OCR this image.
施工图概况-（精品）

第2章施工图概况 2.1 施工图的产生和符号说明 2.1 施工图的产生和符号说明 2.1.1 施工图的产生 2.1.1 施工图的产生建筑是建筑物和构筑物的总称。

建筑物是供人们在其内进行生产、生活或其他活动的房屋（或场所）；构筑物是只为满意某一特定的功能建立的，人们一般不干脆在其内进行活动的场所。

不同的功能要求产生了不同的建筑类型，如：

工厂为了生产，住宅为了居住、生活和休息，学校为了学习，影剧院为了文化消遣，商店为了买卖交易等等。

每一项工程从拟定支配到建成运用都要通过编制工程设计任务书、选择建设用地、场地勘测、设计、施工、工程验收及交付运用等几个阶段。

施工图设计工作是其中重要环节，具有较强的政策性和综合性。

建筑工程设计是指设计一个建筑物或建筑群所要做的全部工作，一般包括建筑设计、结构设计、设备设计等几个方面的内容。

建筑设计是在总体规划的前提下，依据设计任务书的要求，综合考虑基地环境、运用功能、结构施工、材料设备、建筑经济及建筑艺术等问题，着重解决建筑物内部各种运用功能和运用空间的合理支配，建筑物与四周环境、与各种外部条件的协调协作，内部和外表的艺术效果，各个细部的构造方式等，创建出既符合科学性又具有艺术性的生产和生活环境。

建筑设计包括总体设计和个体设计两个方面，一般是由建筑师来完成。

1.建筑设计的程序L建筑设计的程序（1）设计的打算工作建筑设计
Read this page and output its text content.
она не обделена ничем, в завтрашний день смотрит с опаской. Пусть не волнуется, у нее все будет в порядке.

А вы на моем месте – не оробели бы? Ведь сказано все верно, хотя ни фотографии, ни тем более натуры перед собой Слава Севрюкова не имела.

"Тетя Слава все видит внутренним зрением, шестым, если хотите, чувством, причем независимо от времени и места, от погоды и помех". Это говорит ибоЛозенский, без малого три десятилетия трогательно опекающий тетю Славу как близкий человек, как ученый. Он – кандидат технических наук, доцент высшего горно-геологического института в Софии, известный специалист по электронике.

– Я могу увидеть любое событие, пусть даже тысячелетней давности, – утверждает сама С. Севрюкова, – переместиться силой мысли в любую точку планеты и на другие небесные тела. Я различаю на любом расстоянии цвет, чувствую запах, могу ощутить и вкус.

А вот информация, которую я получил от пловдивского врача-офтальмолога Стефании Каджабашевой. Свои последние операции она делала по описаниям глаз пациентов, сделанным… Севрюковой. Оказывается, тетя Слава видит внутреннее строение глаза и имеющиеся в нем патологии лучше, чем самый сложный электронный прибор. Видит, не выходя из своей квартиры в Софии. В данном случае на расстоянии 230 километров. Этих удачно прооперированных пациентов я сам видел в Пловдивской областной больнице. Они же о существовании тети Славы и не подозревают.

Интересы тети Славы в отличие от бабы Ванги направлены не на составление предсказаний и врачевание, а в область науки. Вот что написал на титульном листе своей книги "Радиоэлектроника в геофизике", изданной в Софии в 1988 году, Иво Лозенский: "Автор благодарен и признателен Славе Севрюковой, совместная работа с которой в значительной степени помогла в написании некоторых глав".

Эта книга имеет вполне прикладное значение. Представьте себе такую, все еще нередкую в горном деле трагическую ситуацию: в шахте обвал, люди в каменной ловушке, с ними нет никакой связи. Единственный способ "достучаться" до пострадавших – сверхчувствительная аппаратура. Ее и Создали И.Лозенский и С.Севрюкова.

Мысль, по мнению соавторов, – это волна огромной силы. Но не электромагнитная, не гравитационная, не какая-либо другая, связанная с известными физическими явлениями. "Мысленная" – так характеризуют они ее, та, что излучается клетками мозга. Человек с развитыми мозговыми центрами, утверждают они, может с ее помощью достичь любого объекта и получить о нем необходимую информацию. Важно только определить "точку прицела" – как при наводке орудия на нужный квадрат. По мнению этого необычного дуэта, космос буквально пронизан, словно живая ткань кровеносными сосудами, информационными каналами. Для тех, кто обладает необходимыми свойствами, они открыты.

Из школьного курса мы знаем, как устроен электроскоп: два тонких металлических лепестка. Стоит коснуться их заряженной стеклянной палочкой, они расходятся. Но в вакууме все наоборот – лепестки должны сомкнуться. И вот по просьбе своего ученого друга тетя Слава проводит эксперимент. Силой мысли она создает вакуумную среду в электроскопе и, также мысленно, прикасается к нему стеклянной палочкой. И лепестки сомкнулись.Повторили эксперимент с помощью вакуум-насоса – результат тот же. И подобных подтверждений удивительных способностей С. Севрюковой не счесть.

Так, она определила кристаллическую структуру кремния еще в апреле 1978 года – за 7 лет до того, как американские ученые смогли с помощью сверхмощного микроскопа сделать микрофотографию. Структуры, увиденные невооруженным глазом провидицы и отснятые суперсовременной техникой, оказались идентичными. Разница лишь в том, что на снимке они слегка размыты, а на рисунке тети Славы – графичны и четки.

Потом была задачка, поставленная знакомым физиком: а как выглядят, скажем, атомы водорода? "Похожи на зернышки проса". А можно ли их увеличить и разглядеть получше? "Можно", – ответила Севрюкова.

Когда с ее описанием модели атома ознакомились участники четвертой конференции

+++

Among the entries above, how many lines include the word "this"? Reply with the number only.

2